Records from a data collection

━━━━━━

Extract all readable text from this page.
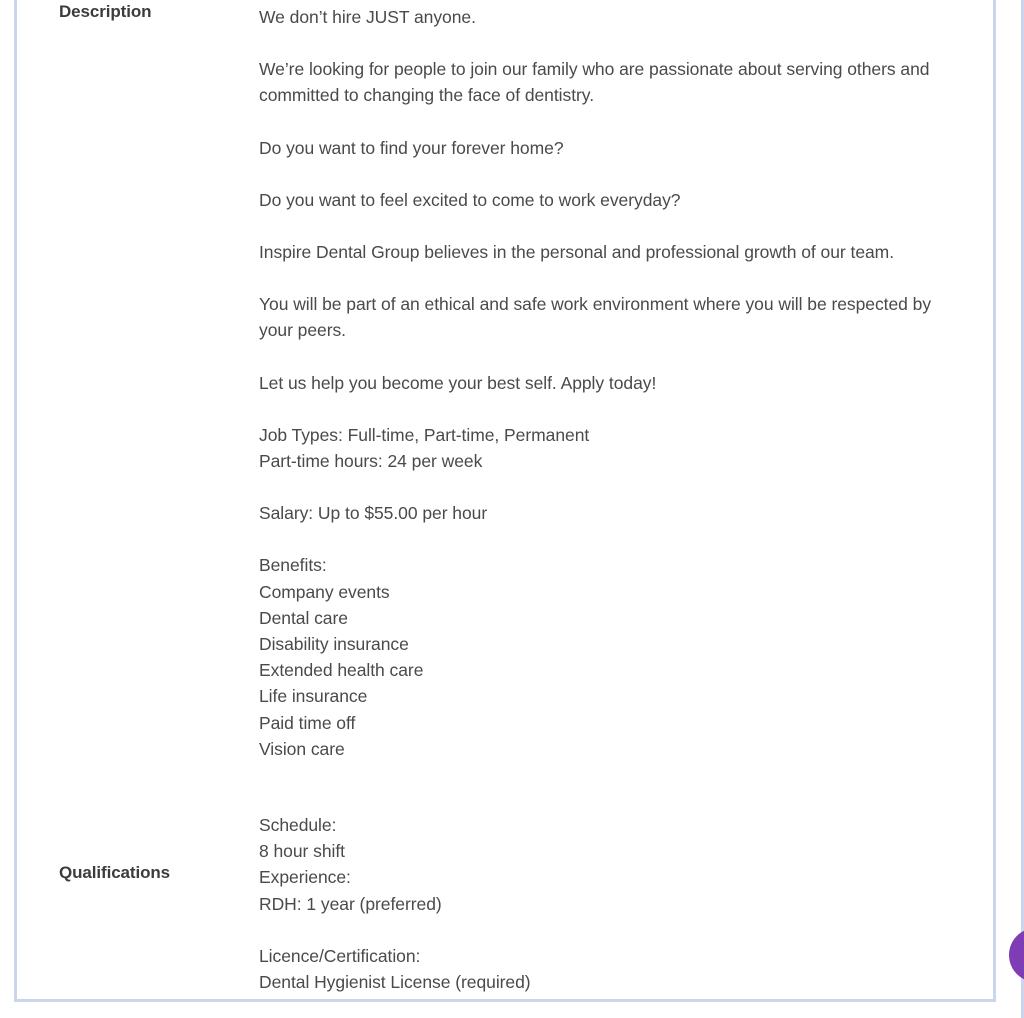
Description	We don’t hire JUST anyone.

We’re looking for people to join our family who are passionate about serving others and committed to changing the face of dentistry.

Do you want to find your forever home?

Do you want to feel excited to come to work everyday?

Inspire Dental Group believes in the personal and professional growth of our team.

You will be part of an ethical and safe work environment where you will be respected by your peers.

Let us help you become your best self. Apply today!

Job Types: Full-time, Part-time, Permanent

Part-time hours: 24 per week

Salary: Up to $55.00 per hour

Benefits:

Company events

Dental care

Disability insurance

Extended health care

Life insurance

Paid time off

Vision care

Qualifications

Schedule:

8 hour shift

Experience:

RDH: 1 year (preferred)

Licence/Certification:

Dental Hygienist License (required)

━━━━━━

**The request**
Transcribe the records above exactly, omitting every picture they contain.

**Task solution**
Extract all readable text from this page.
Description	We don’t hire JUST anyone.

We’re looking for people to join our family who are passionate about serving others and committed to changing the face of dentistry.

Do you want to find your forever home?

Do you want to feel excited to come to work everyday?

Inspire Dental Group believes in the personal and professional growth of our team.

You will be part of an ethical and safe work environment where you will be respected by your peers.

Let us help you become your best self. Apply today!

Job Types: Full-time, Part-time, Permanent

Part-time hours: 24 per week

Salary: Up to $55.00 per hour

Benefits:

Company events

Dental care

Disability insurance

Extended health care

Life insurance

Paid time off

Vision care

Qualifications

Schedule:

8 hour shift

Experience:

RDH: 1 year (preferred)

Licence/Certification:

Dental Hygienist License (required)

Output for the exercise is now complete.